Scan the data. Collect each line that contains the word "incumplimiento".

Material provided:
▶
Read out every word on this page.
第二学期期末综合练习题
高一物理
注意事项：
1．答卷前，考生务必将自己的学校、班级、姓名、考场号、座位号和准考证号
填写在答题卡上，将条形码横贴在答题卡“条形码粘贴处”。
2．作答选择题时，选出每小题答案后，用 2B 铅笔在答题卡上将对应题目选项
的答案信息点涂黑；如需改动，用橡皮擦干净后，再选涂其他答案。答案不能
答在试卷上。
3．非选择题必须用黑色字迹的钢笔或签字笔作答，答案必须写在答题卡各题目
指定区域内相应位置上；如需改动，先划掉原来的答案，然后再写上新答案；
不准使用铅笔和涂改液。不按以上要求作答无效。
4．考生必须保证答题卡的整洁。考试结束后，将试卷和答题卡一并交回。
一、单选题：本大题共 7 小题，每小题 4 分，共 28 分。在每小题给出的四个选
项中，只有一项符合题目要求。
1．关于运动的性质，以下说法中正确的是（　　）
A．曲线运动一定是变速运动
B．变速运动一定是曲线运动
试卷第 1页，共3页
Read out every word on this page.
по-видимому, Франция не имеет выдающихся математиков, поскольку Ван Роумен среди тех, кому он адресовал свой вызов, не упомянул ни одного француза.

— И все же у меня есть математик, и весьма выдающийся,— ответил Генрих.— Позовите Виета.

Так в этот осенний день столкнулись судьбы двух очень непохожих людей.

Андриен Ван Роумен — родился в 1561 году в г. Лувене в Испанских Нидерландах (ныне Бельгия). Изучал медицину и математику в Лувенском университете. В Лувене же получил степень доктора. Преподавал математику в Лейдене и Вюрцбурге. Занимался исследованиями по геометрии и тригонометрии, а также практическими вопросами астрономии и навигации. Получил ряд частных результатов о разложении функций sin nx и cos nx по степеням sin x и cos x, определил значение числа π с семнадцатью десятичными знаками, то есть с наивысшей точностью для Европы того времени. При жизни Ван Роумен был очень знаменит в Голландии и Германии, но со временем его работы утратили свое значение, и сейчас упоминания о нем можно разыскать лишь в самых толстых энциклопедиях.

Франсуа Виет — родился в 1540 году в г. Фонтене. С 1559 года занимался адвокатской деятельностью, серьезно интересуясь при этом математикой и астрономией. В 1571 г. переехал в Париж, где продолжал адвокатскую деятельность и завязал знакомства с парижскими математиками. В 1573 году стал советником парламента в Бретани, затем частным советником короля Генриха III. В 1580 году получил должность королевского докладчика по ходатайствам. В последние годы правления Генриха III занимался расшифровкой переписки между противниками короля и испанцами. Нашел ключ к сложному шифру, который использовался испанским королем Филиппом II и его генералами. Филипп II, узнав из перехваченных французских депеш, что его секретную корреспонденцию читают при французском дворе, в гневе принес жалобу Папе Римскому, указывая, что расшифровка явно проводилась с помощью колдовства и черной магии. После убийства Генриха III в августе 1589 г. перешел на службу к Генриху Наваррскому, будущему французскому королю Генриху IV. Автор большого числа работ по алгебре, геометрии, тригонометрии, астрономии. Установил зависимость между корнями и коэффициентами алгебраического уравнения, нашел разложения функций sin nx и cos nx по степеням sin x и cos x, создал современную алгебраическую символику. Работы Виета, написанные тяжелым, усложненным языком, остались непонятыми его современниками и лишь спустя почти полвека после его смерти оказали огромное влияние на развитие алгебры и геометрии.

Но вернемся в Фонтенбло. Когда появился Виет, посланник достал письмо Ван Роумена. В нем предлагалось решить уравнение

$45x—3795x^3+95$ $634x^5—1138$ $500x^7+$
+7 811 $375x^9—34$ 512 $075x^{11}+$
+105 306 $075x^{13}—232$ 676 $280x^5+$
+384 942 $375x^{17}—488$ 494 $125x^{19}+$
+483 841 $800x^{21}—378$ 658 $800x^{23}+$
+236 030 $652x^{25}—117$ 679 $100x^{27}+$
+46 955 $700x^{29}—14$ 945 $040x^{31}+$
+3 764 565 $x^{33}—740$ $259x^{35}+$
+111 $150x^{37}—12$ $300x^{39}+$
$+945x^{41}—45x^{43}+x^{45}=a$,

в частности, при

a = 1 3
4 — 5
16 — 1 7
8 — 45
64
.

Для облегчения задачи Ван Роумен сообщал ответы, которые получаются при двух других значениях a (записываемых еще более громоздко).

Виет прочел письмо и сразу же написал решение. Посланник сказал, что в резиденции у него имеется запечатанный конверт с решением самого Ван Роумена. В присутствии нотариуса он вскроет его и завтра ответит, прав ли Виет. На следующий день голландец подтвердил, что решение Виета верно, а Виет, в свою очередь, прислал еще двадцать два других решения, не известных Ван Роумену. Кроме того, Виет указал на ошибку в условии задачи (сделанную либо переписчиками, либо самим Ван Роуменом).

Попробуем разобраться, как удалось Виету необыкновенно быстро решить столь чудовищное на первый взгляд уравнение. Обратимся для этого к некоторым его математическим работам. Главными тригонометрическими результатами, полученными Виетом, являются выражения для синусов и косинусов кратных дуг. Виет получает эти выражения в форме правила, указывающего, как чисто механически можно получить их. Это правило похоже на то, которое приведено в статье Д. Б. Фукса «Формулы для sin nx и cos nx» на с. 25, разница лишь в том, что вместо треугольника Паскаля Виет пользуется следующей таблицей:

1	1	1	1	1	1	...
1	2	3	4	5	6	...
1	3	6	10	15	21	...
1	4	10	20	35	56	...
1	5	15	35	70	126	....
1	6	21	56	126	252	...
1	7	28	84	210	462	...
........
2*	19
◀
▶
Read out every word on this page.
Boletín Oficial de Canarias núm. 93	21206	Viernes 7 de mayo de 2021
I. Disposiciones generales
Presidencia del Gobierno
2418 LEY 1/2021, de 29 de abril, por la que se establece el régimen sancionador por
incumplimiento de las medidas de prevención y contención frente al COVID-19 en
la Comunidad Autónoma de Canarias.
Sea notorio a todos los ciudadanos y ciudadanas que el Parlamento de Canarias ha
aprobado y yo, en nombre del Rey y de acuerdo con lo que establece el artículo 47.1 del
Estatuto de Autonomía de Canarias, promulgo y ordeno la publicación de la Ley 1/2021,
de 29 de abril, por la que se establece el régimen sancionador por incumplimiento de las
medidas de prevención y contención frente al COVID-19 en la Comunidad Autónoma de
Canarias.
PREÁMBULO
◀
Task answer:
incumplimiento de las medidas de prevención y contención frente al COVID-19 en
de 29 de abril, por la que se establece el régimen sancionador por incumplimiento de las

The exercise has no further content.